[begin DATA SUPPLIED]

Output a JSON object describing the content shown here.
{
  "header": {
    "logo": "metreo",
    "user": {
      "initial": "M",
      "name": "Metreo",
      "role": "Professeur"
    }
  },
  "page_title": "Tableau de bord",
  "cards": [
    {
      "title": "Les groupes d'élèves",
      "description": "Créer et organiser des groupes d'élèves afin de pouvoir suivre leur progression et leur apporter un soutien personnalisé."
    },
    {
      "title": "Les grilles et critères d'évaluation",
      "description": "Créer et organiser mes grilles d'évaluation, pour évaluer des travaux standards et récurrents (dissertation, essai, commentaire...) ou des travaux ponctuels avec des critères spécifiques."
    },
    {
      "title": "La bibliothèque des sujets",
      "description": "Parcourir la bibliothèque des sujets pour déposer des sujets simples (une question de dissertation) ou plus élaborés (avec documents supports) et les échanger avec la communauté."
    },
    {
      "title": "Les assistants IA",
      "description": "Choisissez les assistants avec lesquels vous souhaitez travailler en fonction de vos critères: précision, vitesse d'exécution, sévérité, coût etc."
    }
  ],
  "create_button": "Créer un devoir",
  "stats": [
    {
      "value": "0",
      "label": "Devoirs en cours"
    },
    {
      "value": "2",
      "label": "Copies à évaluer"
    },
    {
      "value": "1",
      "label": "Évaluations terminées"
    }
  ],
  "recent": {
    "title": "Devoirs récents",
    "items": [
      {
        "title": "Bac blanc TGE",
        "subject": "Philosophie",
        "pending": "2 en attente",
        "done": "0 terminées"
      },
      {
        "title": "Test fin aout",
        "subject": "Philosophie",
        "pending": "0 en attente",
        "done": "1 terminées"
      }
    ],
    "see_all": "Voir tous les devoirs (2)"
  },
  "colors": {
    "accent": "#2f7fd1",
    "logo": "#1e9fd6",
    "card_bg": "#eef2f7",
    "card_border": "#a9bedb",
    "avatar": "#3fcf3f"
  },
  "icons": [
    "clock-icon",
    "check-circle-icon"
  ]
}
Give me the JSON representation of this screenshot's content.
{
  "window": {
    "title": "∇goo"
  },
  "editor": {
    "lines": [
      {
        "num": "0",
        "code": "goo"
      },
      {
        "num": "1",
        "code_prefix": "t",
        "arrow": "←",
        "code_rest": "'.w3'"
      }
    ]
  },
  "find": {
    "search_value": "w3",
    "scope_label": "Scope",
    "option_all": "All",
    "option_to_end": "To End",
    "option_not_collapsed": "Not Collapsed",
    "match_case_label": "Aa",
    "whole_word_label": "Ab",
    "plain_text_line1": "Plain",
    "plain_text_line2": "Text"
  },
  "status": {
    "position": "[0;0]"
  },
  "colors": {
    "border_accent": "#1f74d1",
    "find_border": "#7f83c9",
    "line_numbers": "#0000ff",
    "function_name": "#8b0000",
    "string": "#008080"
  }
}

[end DATA SUPPLIED]

**THE REQUEST**
Transcribe the whole listing with nothing added or left out.

**ANSWER TO THE TASK**
Output a JSON object describing the content shown here.
{
  "header": {
    "logo": "metreo",
    "user": {
      "initial": "M",
      "name": "Metreo",
      "role": "Professeur"
    }
  },
  "page_title": "Tableau de bord",
  "cards": [
    {
      "title": "Les groupes d'élèves",
      "description": "Créer et organiser des groupes d'élèves afin de pouvoir suivre leur progression et leur apporter un soutien personnalisé."
    },
    {
      "title": "Les grilles et critères d'évaluation",
      "description": "Créer et organiser mes grilles d'évaluation, pour évaluer des travaux standards et récurrents (dissertation, essai, commentaire...) ou des travaux ponctuels avec des critères spécifiques."
    },
    {
      "title": "La bibliothèque des sujets",
      "description": "Parcourir la bibliothèque des sujets pour déposer des sujets simples (une question de dissertation) ou plus élaborés (avec documents supports) et les échanger avec la communauté."
    },
    {
      "title": "Les assistants IA",
      "description": "Choisissez les assistants avec lesquels vous souhaitez travailler en fonction de vos critères: précision, vitesse d'exécution, sévérité, coût etc."
    }
  ],
  "create_button": "Créer un devoir",
  "stats": [
    {
      "value": "0",
      "label": "Devoirs en cours"
    },
    {
      "value": "2",
      "label": "Copies à évaluer"
    },
    {
      "value": "1",
      "label": "Évaluations terminées"
    }
  ],
  "recent": {
    "title": "Devoirs récents",
    "items": [
      {
        "title": "Bac blanc TGE",
        "subject": "Philosophie",
        "pending": "2 en attente",
        "done": "0 terminées"
      },
      {
        "title": "Test fin aout",
        "subject": "Philosophie",
        "pending": "0 en attente",
        "done": "1 terminées"
      }
    ],
    "see_all": "Voir tous les devoirs (2)"
  },
  "colors": {
    "accent": "#2f7fd1",
    "logo": "#1e9fd6",
    "card_bg": "#eef2f7",
    "card_border": "#a9bedb",
    "avatar": "#3fcf3f"
  },
  "icons": [
    "clock-icon",
    "check-circle-icon"
  ]
}
Give me the JSON representation of this screenshot's content.
{
  "window": {
    "title": "∇goo"
  },
  "editor": {
    "lines": [
      {
        "num": "0",
        "code": "goo"
      },
      {
        "num": "1",
        "code_prefix": "t",
        "arrow": "←",
        "code_rest": "'.w3'"
      }
    ]
  },
  "find": {
    "search_value": "w3",
    "scope_label": "Scope",
    "option_all": "All",
    "option_to_end": "To End",
    "option_not_collapsed": "Not Collapsed",
    "match_case_label": "Aa",
    "whole_word_label": "Ab",
    "plain_text_line1": "Plain",
    "plain_text_line2": "Text"
  },
  "status": {
    "position": "[0;0]"
  },
  "colors": {
    "border_accent": "#1f74d1",
    "find_border": "#7f83c9",
    "line_numbers": "#0000ff",
    "function_name": "#8b0000",
    "string": "#008080"
  }
}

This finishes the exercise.